**DIRECTIONS FOR THIS TASK**
Quote the records that follow in full, leaving the pictures out.

**AVAILABLE RECORDS**
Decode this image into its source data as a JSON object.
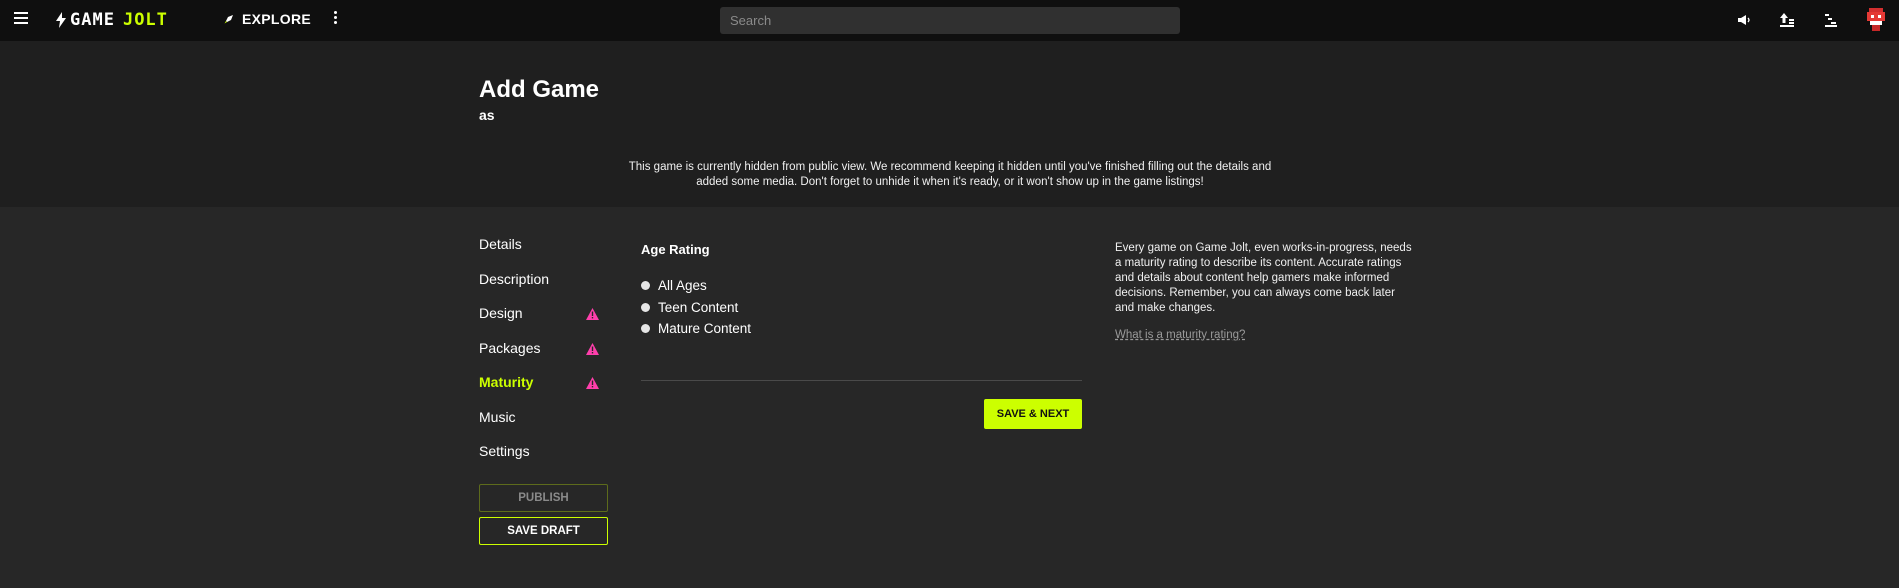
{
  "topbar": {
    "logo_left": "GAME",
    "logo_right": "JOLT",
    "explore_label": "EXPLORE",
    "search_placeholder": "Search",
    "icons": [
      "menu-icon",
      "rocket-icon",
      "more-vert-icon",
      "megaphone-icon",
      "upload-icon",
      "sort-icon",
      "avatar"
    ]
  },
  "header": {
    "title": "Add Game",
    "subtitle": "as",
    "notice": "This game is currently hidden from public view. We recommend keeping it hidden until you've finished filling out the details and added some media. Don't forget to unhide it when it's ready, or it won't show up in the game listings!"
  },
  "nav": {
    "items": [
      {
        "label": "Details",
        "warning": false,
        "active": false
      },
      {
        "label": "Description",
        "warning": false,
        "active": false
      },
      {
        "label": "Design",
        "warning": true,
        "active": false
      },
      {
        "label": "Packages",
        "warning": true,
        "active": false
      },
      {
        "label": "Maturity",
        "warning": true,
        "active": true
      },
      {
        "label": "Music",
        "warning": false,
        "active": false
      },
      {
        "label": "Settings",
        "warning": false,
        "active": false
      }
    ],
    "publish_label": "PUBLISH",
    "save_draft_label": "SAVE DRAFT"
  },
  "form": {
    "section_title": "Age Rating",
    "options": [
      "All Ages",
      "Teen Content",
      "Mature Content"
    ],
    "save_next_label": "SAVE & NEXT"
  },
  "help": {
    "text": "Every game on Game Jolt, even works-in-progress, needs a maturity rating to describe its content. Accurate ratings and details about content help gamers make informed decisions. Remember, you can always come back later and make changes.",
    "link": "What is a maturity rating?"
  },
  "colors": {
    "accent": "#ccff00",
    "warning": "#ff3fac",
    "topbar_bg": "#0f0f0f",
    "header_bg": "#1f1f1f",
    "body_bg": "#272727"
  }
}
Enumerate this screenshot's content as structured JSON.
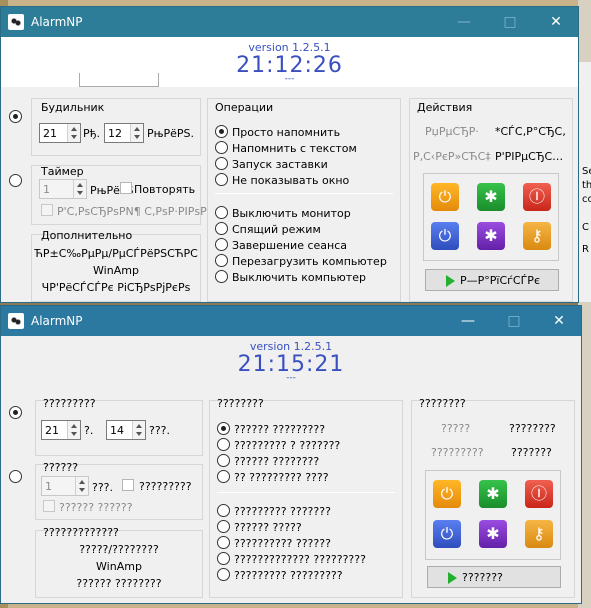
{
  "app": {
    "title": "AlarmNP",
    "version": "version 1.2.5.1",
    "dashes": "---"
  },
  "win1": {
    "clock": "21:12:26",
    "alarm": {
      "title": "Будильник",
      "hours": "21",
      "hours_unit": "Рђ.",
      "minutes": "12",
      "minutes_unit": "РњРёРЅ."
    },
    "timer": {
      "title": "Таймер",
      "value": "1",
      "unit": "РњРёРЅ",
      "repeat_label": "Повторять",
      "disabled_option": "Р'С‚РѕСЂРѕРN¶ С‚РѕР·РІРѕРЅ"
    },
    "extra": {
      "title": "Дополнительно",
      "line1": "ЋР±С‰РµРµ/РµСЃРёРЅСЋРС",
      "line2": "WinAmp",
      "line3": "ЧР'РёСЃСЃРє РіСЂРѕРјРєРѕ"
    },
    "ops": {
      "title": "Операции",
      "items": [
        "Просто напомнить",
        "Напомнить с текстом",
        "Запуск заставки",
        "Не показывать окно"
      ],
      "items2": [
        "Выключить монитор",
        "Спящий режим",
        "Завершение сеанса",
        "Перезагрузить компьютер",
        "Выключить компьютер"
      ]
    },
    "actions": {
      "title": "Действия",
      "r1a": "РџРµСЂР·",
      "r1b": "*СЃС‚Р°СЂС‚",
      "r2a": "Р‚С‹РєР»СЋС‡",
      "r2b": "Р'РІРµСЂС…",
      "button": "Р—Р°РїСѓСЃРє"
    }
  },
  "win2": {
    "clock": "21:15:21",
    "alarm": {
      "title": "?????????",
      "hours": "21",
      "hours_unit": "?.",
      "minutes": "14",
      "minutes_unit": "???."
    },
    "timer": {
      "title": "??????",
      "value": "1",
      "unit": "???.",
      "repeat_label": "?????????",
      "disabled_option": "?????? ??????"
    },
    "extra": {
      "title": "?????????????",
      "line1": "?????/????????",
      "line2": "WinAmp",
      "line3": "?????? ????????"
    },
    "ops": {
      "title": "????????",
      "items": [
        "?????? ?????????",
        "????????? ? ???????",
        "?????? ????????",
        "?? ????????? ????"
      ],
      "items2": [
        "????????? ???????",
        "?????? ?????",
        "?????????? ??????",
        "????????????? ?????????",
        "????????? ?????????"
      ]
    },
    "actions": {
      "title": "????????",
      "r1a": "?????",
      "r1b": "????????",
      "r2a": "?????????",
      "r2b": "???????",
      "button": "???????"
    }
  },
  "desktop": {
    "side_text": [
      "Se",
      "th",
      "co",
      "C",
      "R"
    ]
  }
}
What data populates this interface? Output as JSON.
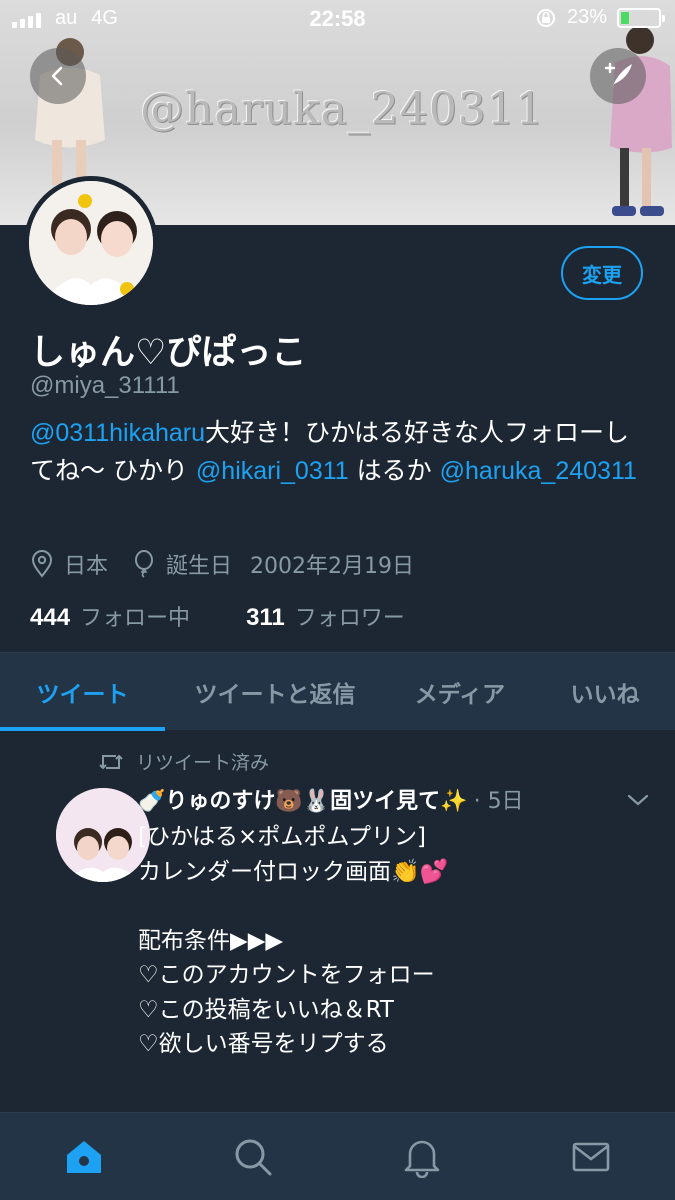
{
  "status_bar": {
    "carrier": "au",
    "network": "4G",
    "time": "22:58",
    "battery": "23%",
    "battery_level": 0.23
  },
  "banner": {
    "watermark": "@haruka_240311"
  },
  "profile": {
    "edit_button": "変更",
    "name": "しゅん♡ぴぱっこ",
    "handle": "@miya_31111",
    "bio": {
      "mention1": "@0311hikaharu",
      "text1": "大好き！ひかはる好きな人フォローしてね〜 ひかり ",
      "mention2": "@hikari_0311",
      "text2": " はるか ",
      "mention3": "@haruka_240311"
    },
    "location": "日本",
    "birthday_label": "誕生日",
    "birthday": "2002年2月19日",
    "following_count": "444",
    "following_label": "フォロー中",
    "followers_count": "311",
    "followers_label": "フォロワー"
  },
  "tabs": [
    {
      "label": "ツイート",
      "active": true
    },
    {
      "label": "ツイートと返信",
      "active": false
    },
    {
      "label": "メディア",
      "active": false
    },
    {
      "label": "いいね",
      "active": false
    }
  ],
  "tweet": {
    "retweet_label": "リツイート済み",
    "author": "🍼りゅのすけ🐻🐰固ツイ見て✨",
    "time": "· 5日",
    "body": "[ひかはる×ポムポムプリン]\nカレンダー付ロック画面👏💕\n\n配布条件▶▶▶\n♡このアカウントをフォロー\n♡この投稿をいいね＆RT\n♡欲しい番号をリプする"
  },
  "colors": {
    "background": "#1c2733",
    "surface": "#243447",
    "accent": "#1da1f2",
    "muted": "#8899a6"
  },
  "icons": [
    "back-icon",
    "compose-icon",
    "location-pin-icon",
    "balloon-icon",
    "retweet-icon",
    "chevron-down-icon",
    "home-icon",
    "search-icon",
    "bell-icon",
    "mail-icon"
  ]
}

**EXERCISE RESULT**
Decode this image into its source data as a JSON object.
{
  "topbar": {
    "logo_left": "GAME",
    "logo_right": "JOLT",
    "explore_label": "EXPLORE",
    "search_placeholder": "Search",
    "icons": [
      "menu-icon",
      "rocket-icon",
      "more-vert-icon",
      "megaphone-icon",
      "upload-icon",
      "sort-icon",
      "avatar"
    ]
  },
  "header": {
    "title": "Add Game",
    "subtitle": "as",
    "notice": "This game is currently hidden from public view. We recommend keeping it hidden until you've finished filling out the details and added some media. Don't forget to unhide it when it's ready, or it won't show up in the game listings!"
  },
  "nav": {
    "items": [
      {
        "label": "Details",
        "warning": false,
        "active": false
      },
      {
        "label": "Description",
        "warning": false,
        "active": false
      },
      {
        "label": "Design",
        "warning": true,
        "active": false
      },
      {
        "label": "Packages",
        "warning": true,
        "active": false
      },
      {
        "label": "Maturity",
        "warning": true,
        "active": true
      },
      {
        "label": "Music",
        "warning": false,
        "active": false
      },
      {
        "label": "Settings",
        "warning": false,
        "active": false
      }
    ],
    "publish_label": "PUBLISH",
    "save_draft_label": "SAVE DRAFT"
  },
  "form": {
    "section_title": "Age Rating",
    "options": [
      "All Ages",
      "Teen Content",
      "Mature Content"
    ],
    "save_next_label": "SAVE & NEXT"
  },
  "help": {
    "text": "Every game on Game Jolt, even works-in-progress, needs a maturity rating to describe its content. Accurate ratings and details about content help gamers make informed decisions. Remember, you can always come back later and make changes.",
    "link": "What is a maturity rating?"
  },
  "colors": {
    "accent": "#ccff00",
    "warning": "#ff3fac",
    "topbar_bg": "#0f0f0f",
    "header_bg": "#1f1f1f",
    "body_bg": "#272727"
  }
}
Enumerate this screenshot's content as structured JSON.
{
  "app": {
    "title": "AlarmNP",
    "version": "version 1.2.5.1",
    "dashes": "---"
  },
  "win1": {
    "clock": "21:12:26",
    "alarm": {
      "title": "Будильник",
      "hours": "21",
      "hours_unit": "Рђ.",
      "minutes": "12",
      "minutes_unit": "РњРёРЅ."
    },
    "timer": {
      "title": "Таймер",
      "value": "1",
      "unit": "РњРёРЅ",
      "repeat_label": "Повторять",
      "disabled_option": "Р'С‚РѕСЂРѕРN¶ С‚РѕР·РІРѕРЅ"
    },
    "extra": {
      "title": "Дополнительно",
      "line1": "ЋР±С‰РµРµ/РµСЃРёРЅСЋРС",
      "line2": "WinAmp",
      "line3": "ЧР'РёСЃСЃРє РіСЂРѕРјРєРѕ"
    },
    "ops": {
      "title": "Операции",
      "items": [
        "Просто напомнить",
        "Напомнить с текстом",
        "Запуск заставки",
        "Не показывать окно"
      ],
      "items2": [
        "Выключить монитор",
        "Спящий режим",
        "Завершение сеанса",
        "Перезагрузить компьютер",
        "Выключить компьютер"
      ]
    },
    "actions": {
      "title": "Действия",
      "r1a": "РџРµСЂР·",
      "r1b": "*СЃС‚Р°СЂС‚",
      "r2a": "Р‚С‹РєР»СЋС‡",
      "r2b": "Р'РІРµСЂС…",
      "button": "Р—Р°РїСѓСЃРє"
    }
  },
  "win2": {
    "clock": "21:15:21",
    "alarm": {
      "title": "?????????",
      "hours": "21",
      "hours_unit": "?.",
      "minutes": "14",
      "minutes_unit": "???."
    },
    "timer": {
      "title": "??????",
      "value": "1",
      "unit": "???.",
      "repeat_label": "?????????",
      "disabled_option": "?????? ??????"
    },
    "extra": {
      "title": "?????????????",
      "line1": "?????/????????",
      "line2": "WinAmp",
      "line3": "?????? ????????"
    },
    "ops": {
      "title": "????????",
      "items": [
        "?????? ?????????",
        "????????? ? ???????",
        "?????? ????????",
        "?? ????????? ????"
      ],
      "items2": [
        "????????? ???????",
        "?????? ?????",
        "?????????? ??????",
        "????????????? ?????????",
        "????????? ?????????"
      ]
    },
    "actions": {
      "title": "????????",
      "r1a": "?????",
      "r1b": "????????",
      "r2a": "?????????",
      "r2b": "???????",
      "button": "???????"
    }
  },
  "desktop": {
    "side_text": [
      "Se",
      "th",
      "co",
      "C",
      "R"
    ]
  }
}
What data populates this interface? Output as JSON.
{
  "status_bar": {
    "carrier": "au",
    "network": "4G",
    "time": "22:58",
    "battery": "23%",
    "battery_level": 0.23
  },
  "banner": {
    "watermark": "@haruka_240311"
  },
  "profile": {
    "edit_button": "変更",
    "name": "しゅん♡ぴぱっこ",
    "handle": "@miya_31111",
    "bio": {
      "mention1": "@0311hikaharu",
      "text1": "大好き！ひかはる好きな人フォローしてね〜 ひかり ",
      "mention2": "@hikari_0311",
      "text2": " はるか ",
      "mention3": "@haruka_240311"
    },
    "location": "日本",
    "birthday_label": "誕生日",
    "birthday": "2002年2月19日",
    "following_count": "444",
    "following_label": "フォロー中",
    "followers_count": "311",
    "followers_label": "フォロワー"
  },
  "tabs": [
    {
      "label": "ツイート",
      "active": true
    },
    {
      "label": "ツイートと返信",
      "active": false
    },
    {
      "label": "メディア",
      "active": false
    },
    {
      "label": "いいね",
      "active": false
    }
  ],
  "tweet": {
    "retweet_label": "リツイート済み",
    "author": "🍼りゅのすけ🐻🐰固ツイ見て✨",
    "time": "· 5日",
    "body": "[ひかはる×ポムポムプリン]\nカレンダー付ロック画面👏💕\n\n配布条件▶▶▶\n♡このアカウントをフォロー\n♡この投稿をいいね＆RT\n♡欲しい番号をリプする"
  },
  "colors": {
    "background": "#1c2733",
    "surface": "#243447",
    "accent": "#1da1f2",
    "muted": "#8899a6"
  },
  "icons": [
    "back-icon",
    "compose-icon",
    "location-pin-icon",
    "balloon-icon",
    "retweet-icon",
    "chevron-down-icon",
    "home-icon",
    "search-icon",
    "bell-icon",
    "mail-icon"
  ]
}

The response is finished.